## Start
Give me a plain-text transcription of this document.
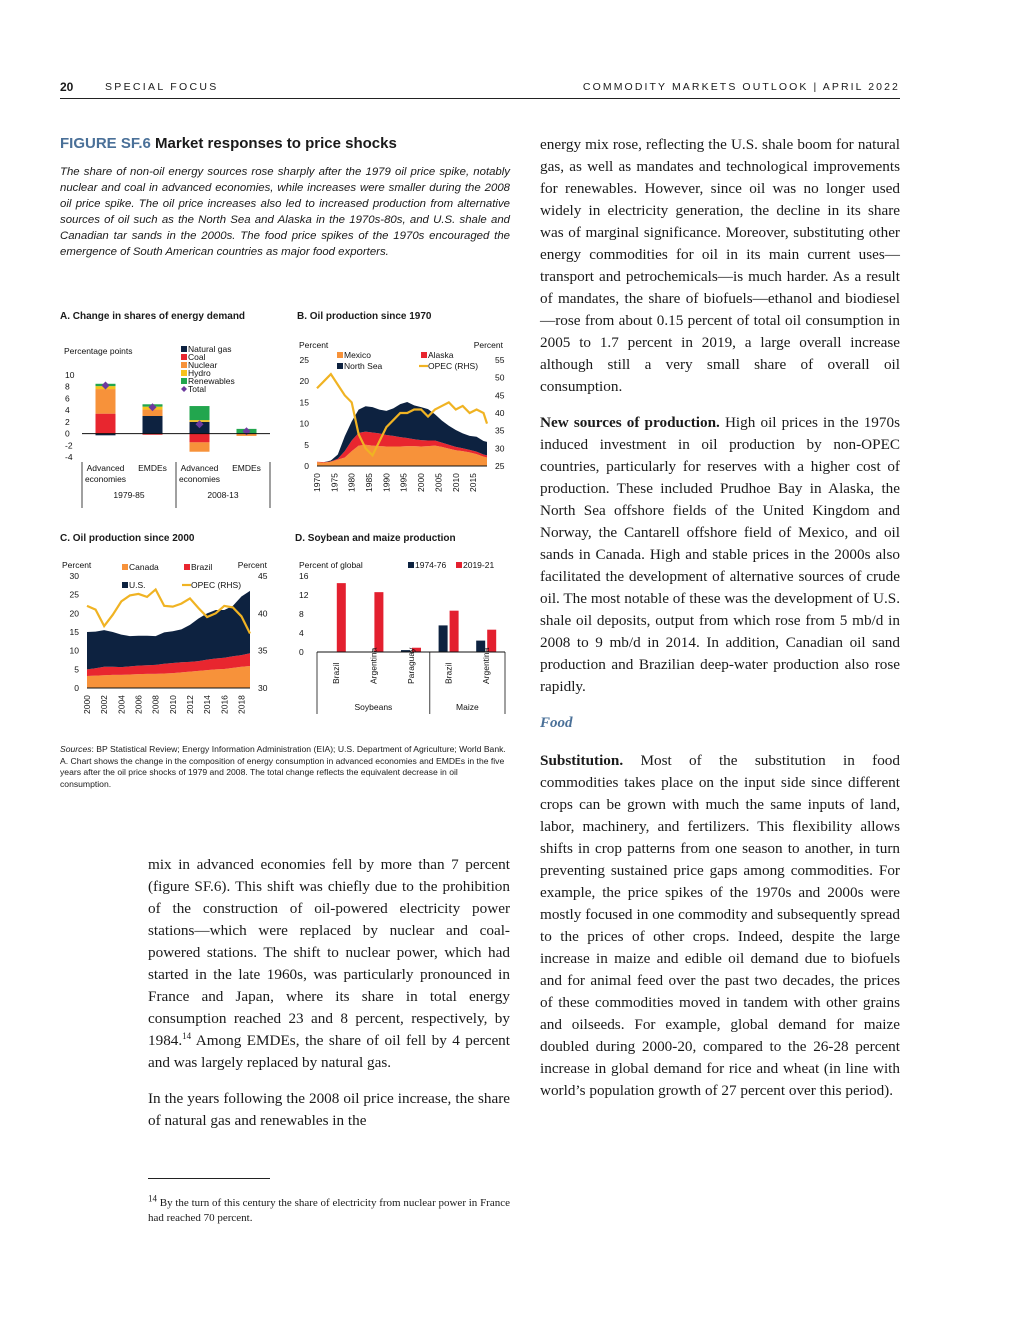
20	SPECIAL FOCUS	COMMODITY MARKETS OUTLOOK | APRIL 2022
FIGURE SF.6 Market responses to price shocks
The share of non-oil energy sources rose sharply after the 1979 oil price spike, notably nuclear and coal in advanced economies, while increases were smaller during the 2008 oil price spike. The oil price increases also led to increased production from alternative sources of oil such as the North Sea and Alaska in the 1970s-80s, and U.S. shale and Canadian tar sands in the 2000s. The food price spikes of the 1970s encouraged the emergence of South American countries as major food exporters.
A. Change in shares of energy demand
Percentage points
10
8
6
4
2
0
-2
-4
Natural gas
Coal
Nuclear
Hydro
Renewables
Total
Advanced
economies
EMDEs Advanced
economies
EMDEs
1979-85	2008-13
B. Oil production since 1970
Percent	Percent
25
20
15
10
5
0
55
50
45
40
35
30
25
1970 1975 1980 1985 1990 1995 2000 2005 2010 2015
Mexico	Alaska
North Sea	OPEC (RHS)
C. Oil production since 2000
Percent	Percent
30
25
20
15
10
5
0
45
40
35
30
2000 2002 2004 2006 2008 2010 2012 2014 2016 2018
Canada	Brazil
U.S.	OPEC (RHS)
D. Soybean and maize production
Percent of global
16
12
8
4
0
1974-76 2019-21
Brazil	Argentina	Paraguay	Brazil	Argentina
Soybeans	Maize
Sources: BP Statistical Review; Energy Information Administration (EIA); U.S. Department of Agriculture; World Bank.
A. Chart shows the change in the composition of energy consumption in advanced economies and EMDEs in the five years after the oil price shocks of 1979 and 2008. The total change reflects the equivalent decrease in oil consumption.

mix in advanced economies fell by more than 7 percent (figure SF.6). This shift was chiefly due to the prohibition of the construction of oil-powered electricity power stations—which were replaced by nuclear and coal-powered stations. The shift to nuclear power, which had started in the late 1960s, was particularly pronounced in France and Japan, where its share in total energy consumption reached 23 and 8 percent, respectively, by 1984.14 Among EMDEs, the share of oil fell by 4 percent and was largely replaced by natural gas.

In the years following the 2008 oil price increase, the share of natural gas and renewables in the

$^{14}$ By the turn of this century the share of electricity from nuclear power in France had reached 70 percent.

energy mix rose, reflecting the U.S. shale boom for natural gas, as well as mandates and technological improvements for renewables. However, since oil was no longer used widely in electricity generation, the decline in its share was of marginal significance. Moreover, substituting other energy commodities for oil in its main current uses—transport and petrochemicals—is much harder. As a result of mandates, the share of biofuels—ethanol and biodiesel—rose from about 0.15 percent of total oil consumption in 2005 to 1.7 percent in 2019, a large overall increase although still a very small share of overall oil consumption.

New sources of production. High oil prices in the 1970s induced investment in oil production by non-OPEC countries, particularly for reserves with a higher cost of production. These included Prudhoe Bay in Alaska, the North Sea offshore fields of the United Kingdom and Norway, the Cantarell offshore field of Mexico, and oil sands in Canada. High and stable prices in the 2000s also facilitated the development of alternative sources of crude oil. The most notable of these was the development of U.S. shale oil deposits, output from which rose from 5 mb/d in 2008 to 9 mb/d in 2014. In addition, Canadian oil sand production and Brazilian deep-water production also rose rapidly.

Food

Substitution. Most of the substitution in food commodities takes place on the input side since different crops can be grown with much the same inputs of land, labor, machinery, and fertilizers. This flexibility allows shifts in crop patterns from one season to another, in turn preventing sustained price gaps among commodities. For example, the price spikes of the 1970s and 2000s were mostly focused in one commodity and subsequently spread to the prices of other crops. Indeed, despite the large increase in maize and edible oil demand due to biofuels and for animal feed over the past two decades, the prices of these commodities moved in tandem with other grains and oilseeds. For example, global demand for maize doubled during 2000-20, compared to the 26-28 percent increase in global demand for rice and wheat (in line with world’s population growth of 27 percent over this period).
## End
Task to complete
Show the lines where the word "demand" appears in the entries.

Answer to the task
A. Change in shares of energy demand
Substitution. Most of the substitution in food commodities takes place on the input side since different crops can be grown with much the same inputs of land, labor, machinery, and fertilizers. This flexibility allows shifts in crop patterns from one season to another, in turn preventing sustained price gaps among commodities. For example, the price spikes of the 1970s and 2000s were mostly focused in one commodity and subsequently spread to the prices of other crops. Indeed, despite the large increase in maize and edible oil demand due to biofuels and for animal feed over the past two decades, the prices of these commodities moved in tandem with other grains and oilseeds. For example, global demand for maize doubled during 2000-20, compared to the 26-28 percent increase in global demand for rice and wheat (in line with world’s population growth of 27 percent over this period).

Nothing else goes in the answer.